» EXTRACTED ENTRIES:
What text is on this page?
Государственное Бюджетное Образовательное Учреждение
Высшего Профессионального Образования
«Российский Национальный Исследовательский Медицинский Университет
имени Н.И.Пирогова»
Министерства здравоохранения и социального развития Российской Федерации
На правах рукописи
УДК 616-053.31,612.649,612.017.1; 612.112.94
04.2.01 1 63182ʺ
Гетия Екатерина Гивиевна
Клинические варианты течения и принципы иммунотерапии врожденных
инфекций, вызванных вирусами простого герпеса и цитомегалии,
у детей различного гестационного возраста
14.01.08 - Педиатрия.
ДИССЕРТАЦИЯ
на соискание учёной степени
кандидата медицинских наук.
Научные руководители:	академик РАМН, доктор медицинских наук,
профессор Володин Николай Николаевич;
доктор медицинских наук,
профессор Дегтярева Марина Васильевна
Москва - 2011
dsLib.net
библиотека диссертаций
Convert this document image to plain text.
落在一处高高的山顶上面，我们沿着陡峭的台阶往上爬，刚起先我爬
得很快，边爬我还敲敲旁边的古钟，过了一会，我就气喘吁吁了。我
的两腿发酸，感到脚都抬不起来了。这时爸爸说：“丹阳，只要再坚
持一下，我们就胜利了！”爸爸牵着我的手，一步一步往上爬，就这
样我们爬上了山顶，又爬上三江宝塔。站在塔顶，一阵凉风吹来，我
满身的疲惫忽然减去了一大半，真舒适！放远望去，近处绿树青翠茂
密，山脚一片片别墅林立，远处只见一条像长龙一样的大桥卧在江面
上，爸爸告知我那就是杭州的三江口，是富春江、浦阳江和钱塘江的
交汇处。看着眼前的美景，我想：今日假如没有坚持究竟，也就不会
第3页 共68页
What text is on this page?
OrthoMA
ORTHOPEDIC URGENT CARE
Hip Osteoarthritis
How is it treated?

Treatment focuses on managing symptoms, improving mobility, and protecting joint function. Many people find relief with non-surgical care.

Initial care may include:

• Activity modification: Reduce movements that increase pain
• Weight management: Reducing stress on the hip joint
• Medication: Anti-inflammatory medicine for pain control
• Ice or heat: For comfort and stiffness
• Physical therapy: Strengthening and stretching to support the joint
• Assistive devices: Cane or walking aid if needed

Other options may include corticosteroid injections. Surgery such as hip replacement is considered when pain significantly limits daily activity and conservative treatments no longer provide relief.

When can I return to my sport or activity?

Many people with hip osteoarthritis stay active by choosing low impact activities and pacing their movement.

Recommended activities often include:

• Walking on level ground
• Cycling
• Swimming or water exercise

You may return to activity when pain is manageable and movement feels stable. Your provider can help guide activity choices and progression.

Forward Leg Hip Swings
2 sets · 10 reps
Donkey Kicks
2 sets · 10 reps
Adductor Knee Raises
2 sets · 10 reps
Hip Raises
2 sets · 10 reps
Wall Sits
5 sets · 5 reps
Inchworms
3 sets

» WHAT IS NEEDED: Look above for the line containing "Convert this document image to plain text."; copy from it through the last line, exactly, and nothing more.

» SOLUTION TO THE EXERCISE:
Convert this document image to plain text.
落在一处高高的山顶上面，我们沿着陡峭的台阶往上爬，刚起先我爬
得很快，边爬我还敲敲旁边的古钟，过了一会，我就气喘吁吁了。我
的两腿发酸，感到脚都抬不起来了。这时爸爸说：“丹阳，只要再坚
持一下，我们就胜利了！”爸爸牵着我的手，一步一步往上爬，就这
样我们爬上了山顶，又爬上三江宝塔。站在塔顶，一阵凉风吹来，我
满身的疲惫忽然减去了一大半，真舒适！放远望去，近处绿树青翠茂
密，山脚一片片别墅林立，远处只见一条像长龙一样的大桥卧在江面
上，爸爸告知我那就是杭州的三江口，是富春江、浦阳江和钱塘江的
交汇处。看着眼前的美景，我想：今日假如没有坚持究竟，也就不会
第3页 共68页
What text is on this page?
OrthoMA
ORTHOPEDIC URGENT CARE
Hip Osteoarthritis
How is it treated?

Treatment focuses on managing symptoms, improving mobility, and protecting joint function. Many people find relief with non-surgical care.

Initial care may include:

• Activity modification: Reduce movements that increase pain
• Weight management: Reducing stress on the hip joint
• Medication: Anti-inflammatory medicine for pain control
• Ice or heat: For comfort and stiffness
• Physical therapy: Strengthening and stretching to support the joint
• Assistive devices: Cane or walking aid if needed

Other options may include corticosteroid injections. Surgery such as hip replacement is considered when pain significantly limits daily activity and conservative treatments no longer provide relief.

When can I return to my sport or activity?

Many people with hip osteoarthritis stay active by choosing low impact activities and pacing their movement.

Recommended activities often include:

• Walking on level ground
• Cycling
• Swimming or water exercise

You may return to activity when pain is manageable and movement feels stable. Your provider can help guide activity choices and progression.

Forward Leg Hip Swings
2 sets · 10 reps
Donkey Kicks
2 sets · 10 reps
Adductor Knee Raises
2 sets · 10 reps
Hip Raises
2 sets · 10 reps
Wall Sits
5 sets · 5 reps
Inchworms
3 sets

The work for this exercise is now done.